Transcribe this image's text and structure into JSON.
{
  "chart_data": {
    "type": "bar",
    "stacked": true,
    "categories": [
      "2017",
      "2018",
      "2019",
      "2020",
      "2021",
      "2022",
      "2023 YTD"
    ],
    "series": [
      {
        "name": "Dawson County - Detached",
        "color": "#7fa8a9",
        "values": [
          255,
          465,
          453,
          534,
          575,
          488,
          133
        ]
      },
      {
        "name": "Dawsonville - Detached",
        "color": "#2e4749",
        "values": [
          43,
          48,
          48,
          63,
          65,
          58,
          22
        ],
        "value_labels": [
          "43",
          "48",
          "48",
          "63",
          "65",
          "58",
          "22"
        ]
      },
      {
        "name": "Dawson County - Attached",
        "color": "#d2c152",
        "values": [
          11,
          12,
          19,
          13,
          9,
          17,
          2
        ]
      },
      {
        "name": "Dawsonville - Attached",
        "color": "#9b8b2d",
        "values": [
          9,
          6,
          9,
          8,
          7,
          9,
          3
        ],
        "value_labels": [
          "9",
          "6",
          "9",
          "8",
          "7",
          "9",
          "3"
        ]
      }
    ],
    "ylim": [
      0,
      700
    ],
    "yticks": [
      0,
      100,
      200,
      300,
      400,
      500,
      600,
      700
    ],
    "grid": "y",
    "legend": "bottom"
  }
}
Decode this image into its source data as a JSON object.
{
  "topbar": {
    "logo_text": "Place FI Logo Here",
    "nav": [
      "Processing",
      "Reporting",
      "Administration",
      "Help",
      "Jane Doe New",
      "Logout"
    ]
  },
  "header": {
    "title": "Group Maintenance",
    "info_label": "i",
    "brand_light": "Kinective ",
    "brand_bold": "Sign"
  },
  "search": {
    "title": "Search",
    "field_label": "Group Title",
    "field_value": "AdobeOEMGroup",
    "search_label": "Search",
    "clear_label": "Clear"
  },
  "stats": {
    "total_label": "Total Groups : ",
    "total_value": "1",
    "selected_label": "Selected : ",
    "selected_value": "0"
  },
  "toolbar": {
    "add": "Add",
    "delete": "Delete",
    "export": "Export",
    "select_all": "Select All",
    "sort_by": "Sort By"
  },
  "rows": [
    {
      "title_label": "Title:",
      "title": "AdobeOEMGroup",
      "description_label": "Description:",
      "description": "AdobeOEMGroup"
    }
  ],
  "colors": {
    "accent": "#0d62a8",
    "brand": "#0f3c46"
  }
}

·····

» **PROBLEM**
Gather, from the listing above, every line carrying the word "name".

» **FINAL ANSWER**
        "name": "Dawson County - Detached",
        "name": "Dawsonville - Detached",
        "name": "Dawson County - Attached",
        "name": "Dawsonville - Attached",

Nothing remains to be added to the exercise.